◆ EXERCISE: Copy out every line in which the string "marker" occurs.

(Saved data entries)
-----

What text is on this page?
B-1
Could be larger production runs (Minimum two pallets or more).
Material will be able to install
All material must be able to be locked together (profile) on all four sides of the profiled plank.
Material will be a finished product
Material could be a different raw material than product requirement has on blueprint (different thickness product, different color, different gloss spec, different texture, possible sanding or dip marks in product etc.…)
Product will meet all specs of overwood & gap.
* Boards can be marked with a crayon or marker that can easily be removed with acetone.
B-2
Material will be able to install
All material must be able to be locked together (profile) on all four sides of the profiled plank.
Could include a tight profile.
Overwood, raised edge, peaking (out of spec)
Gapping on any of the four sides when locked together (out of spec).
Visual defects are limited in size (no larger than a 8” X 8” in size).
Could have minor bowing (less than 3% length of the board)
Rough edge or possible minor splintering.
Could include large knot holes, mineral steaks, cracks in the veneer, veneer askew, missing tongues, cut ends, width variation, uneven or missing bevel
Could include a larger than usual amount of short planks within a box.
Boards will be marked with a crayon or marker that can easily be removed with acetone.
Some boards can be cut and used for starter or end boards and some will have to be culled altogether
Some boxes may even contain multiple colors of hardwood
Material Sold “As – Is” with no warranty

-----

◆ RESULT OF THE TASK:
* Boards can be marked with a crayon or marker that can easily be removed with acetone.
Boards will be marked with a crayon or marker that can easily be removed with acetone.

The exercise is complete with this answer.